-- Begin Dataset rows --

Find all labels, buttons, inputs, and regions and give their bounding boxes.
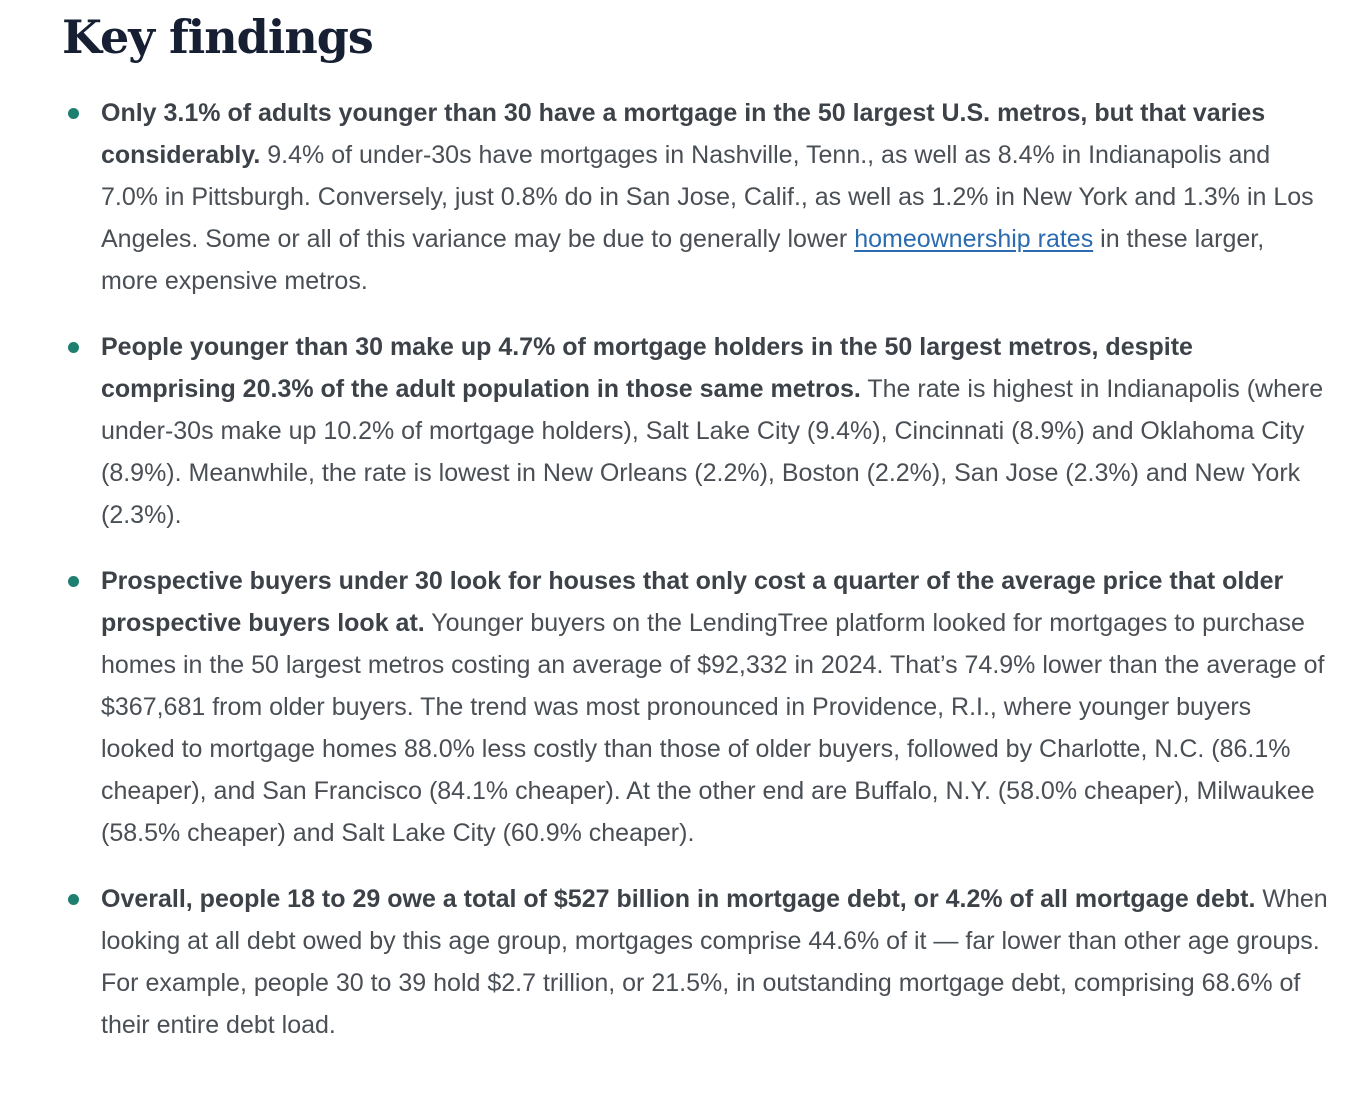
finding-lead: Only 3.1% of adults younger than 30 have… <box>101 99 1266 169</box>
finding-lead: Overall, people 18 to 29 owe a total of … <box>101 885 1256 913</box>
finding-body: Younger buyers on the LendingTree platfo… <box>101 609 1325 847</box>
finding-body-end: in these larger, more expensive metros. <box>101 225 1265 295</box>
bullet-icon <box>68 576 79 587</box>
bullet-icon <box>68 342 79 353</box>
bullet-icon <box>68 108 79 119</box>
homeownership-rates-link[interactable]: homeownership rates <box>854 225 1094 253</box>
finding-lead: People younger than 30 make up 4.7% of m… <box>101 333 1193 403</box>
finding-item-under30-mortgage-share: Only 3.1% of adults younger than 30 have… <box>62 92 1328 302</box>
finding-body: 9.4% of under-30s have mortgages in Nash… <box>101 141 1314 253</box>
finding-body: The rate is highest in Indianapolis (whe… <box>101 375 1324 529</box>
finding-lead: Prospective buyers under 30 look for hou… <box>101 567 1284 637</box>
finding-item-home-price-search: Prospective buyers under 30 look for hou… <box>62 560 1328 854</box>
section-heading: Key findings <box>62 10 374 64</box>
finding-item-mortgage-holders-share: People younger than 30 make up 4.7% of m… <box>62 326 1328 536</box>
key-findings-section: Key findings Only 3.1% of adults younger… <box>62 0 1328 1070</box>
finding-item-total-mortgage-debt: Overall, people 18 to 29 owe a total of … <box>62 878 1328 1046</box>
finding-body: When looking at all debt owed by this ag… <box>101 885 1328 1039</box>
findings-list: Only 3.1% of adults younger than 30 have… <box>62 92 1328 1046</box>
bullet-icon <box>68 894 79 905</box>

-- End Dataset rows --

Stated goal:
Reproduce every line of the data above word for word, leaving out the pictures.

Right answer:
Find all labels, buttons, inputs, and regions and give their bounding boxes.
finding-lead: Only 3.1% of adults younger than 30 have… <box>101 99 1266 169</box>
finding-lead: Overall, people 18 to 29 owe a total of … <box>101 885 1256 913</box>
finding-body: Younger buyers on the LendingTree platfo… <box>101 609 1325 847</box>
finding-body-end: in these larger, more expensive metros. <box>101 225 1265 295</box>
bullet-icon <box>68 576 79 587</box>
bullet-icon <box>68 342 79 353</box>
bullet-icon <box>68 108 79 119</box>
homeownership-rates-link[interactable]: homeownership rates <box>854 225 1094 253</box>
finding-lead: People younger than 30 make up 4.7% of m… <box>101 333 1193 403</box>
finding-item-under30-mortgage-share: Only 3.1% of adults younger than 30 have… <box>62 92 1328 302</box>
finding-body: 9.4% of under-30s have mortgages in Nash… <box>101 141 1314 253</box>
finding-body: The rate is highest in Indianapolis (whe… <box>101 375 1324 529</box>
finding-lead: Prospective buyers under 30 look for hou… <box>101 567 1284 637</box>
finding-item-home-price-search: Prospective buyers under 30 look for hou… <box>62 560 1328 854</box>
section-heading: Key findings <box>62 10 374 64</box>
finding-item-mortgage-holders-share: People younger than 30 make up 4.7% of m… <box>62 326 1328 536</box>
key-findings-section: Key findings Only 3.1% of adults younger… <box>62 0 1328 1070</box>
finding-item-total-mortgage-debt: Overall, people 18 to 29 owe a total of … <box>62 878 1328 1046</box>
finding-body: When looking at all debt owed by this ag… <box>101 885 1328 1039</box>
findings-list: Only 3.1% of adults younger than 30 have… <box>62 92 1328 1046</box>
bullet-icon <box>68 894 79 905</box>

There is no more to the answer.